**Task requirements:** I'd like every line in the following listing that holds "essential" copied.

**Record set:**
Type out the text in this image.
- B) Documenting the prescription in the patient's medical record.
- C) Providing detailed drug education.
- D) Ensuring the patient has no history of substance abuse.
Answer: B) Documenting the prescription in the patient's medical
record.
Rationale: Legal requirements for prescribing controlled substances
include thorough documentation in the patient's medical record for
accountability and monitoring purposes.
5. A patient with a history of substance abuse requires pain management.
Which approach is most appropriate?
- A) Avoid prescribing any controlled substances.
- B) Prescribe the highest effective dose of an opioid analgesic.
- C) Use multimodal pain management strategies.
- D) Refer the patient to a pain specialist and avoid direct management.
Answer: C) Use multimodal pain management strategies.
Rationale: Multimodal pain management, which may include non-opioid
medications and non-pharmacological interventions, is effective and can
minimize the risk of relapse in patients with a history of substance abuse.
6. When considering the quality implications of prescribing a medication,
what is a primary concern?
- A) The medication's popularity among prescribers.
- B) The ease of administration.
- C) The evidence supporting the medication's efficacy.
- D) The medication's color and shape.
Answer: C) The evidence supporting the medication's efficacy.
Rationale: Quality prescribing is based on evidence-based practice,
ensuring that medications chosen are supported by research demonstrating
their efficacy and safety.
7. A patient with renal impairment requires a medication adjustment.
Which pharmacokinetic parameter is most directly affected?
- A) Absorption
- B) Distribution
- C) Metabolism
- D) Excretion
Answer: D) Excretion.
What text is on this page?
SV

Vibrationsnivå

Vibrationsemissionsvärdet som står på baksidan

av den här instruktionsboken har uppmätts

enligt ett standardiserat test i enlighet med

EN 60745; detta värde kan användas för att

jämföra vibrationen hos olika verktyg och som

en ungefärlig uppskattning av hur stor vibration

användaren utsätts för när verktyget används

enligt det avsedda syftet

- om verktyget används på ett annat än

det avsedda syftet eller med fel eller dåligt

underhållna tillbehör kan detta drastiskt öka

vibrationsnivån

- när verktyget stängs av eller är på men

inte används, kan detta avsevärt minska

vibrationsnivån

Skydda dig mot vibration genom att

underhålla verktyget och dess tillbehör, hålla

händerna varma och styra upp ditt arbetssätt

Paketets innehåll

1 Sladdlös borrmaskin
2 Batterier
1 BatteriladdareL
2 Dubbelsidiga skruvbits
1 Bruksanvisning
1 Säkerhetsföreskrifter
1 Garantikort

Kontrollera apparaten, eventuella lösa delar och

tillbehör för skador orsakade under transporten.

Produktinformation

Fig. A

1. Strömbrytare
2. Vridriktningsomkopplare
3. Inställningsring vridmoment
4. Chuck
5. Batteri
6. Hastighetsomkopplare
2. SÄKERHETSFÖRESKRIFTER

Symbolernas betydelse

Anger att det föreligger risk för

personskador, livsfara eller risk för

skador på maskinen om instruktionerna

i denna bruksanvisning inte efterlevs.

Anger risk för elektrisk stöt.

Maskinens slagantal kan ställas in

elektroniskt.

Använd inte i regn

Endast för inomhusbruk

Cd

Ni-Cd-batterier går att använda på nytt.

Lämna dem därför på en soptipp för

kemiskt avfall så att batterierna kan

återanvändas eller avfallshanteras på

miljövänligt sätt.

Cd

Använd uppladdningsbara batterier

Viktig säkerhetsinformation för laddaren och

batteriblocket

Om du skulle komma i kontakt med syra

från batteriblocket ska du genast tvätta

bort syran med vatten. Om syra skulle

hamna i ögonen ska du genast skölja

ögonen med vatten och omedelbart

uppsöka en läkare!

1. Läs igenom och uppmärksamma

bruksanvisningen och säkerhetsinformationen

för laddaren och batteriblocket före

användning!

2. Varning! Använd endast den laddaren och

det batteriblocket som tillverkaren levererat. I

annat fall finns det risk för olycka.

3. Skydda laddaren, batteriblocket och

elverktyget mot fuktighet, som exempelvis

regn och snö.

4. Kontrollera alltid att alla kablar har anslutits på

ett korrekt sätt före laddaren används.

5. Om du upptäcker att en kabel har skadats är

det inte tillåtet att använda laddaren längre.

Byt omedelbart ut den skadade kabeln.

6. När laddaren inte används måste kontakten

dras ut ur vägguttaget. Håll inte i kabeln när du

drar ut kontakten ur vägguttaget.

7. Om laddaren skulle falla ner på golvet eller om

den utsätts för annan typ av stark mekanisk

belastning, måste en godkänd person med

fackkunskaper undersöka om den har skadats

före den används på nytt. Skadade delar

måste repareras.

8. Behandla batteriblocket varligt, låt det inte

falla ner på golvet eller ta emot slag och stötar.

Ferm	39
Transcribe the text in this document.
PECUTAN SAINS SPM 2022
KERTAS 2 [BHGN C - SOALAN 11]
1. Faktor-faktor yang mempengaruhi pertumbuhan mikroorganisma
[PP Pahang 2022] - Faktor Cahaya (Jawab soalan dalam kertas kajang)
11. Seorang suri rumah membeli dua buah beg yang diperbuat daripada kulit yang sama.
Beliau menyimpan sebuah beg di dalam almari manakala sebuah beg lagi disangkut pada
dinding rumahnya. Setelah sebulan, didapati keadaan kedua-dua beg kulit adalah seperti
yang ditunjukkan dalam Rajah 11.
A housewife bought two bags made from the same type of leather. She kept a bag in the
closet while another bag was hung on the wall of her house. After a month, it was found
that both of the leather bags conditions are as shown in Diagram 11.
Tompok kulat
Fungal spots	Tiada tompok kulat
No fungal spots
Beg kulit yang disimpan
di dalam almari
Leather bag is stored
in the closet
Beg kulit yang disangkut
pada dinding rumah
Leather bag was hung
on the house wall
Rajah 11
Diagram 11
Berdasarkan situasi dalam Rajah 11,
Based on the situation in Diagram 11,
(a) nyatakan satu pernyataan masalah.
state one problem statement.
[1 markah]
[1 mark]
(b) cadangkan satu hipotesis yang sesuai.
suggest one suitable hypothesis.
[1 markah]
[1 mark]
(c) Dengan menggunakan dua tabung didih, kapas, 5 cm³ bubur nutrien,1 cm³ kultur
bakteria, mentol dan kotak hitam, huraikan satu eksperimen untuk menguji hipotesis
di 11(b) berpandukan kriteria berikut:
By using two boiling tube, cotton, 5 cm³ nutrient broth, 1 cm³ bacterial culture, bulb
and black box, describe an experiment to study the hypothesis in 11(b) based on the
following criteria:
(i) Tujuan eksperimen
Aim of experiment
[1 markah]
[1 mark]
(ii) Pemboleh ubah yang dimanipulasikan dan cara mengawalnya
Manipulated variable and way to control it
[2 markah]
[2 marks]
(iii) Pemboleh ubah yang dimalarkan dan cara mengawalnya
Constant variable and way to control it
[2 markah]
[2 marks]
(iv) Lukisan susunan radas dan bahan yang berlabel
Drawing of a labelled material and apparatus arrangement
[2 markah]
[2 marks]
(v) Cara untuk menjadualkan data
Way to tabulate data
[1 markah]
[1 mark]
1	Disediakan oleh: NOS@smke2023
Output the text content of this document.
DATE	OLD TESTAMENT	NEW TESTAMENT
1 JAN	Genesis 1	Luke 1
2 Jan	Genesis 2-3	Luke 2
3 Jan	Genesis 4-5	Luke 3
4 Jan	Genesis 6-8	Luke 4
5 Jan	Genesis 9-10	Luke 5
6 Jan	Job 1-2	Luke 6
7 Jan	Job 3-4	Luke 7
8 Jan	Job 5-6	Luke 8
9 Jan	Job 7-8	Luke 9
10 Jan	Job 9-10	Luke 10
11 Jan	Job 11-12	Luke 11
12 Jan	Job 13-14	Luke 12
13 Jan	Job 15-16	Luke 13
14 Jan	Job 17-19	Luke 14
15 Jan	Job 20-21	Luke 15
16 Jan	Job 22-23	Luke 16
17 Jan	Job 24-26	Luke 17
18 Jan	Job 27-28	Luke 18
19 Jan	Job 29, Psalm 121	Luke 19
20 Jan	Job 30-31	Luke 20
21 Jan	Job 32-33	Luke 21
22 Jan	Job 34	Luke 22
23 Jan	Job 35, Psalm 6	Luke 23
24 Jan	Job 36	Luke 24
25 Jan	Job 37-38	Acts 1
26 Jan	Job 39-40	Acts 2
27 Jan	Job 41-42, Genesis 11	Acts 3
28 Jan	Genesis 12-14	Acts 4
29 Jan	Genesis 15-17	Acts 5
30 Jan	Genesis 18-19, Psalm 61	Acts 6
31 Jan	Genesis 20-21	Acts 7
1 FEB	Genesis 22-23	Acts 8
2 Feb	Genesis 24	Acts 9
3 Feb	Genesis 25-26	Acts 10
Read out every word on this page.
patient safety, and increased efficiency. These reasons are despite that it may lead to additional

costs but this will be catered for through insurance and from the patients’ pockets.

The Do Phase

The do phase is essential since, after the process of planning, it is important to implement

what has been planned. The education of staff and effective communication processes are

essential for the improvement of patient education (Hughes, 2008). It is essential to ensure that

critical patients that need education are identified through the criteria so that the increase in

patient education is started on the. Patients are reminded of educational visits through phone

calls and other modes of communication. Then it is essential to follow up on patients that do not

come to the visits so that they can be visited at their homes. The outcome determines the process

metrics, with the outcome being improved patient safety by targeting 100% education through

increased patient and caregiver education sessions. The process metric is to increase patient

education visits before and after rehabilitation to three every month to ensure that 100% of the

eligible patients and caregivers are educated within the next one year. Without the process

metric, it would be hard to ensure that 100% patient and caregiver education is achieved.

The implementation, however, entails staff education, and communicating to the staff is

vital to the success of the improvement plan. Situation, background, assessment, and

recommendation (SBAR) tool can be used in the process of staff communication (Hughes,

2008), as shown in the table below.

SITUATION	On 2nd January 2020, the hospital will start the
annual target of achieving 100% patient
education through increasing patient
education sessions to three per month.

**Exercise solution:**
The do phase is essential since, after the process of planning, it is important to implement
essential for the improvement of patient education (Hughes, 2008). It is essential to ensure that
calls and other modes of communication. Then it is essential to follow up on patients that do not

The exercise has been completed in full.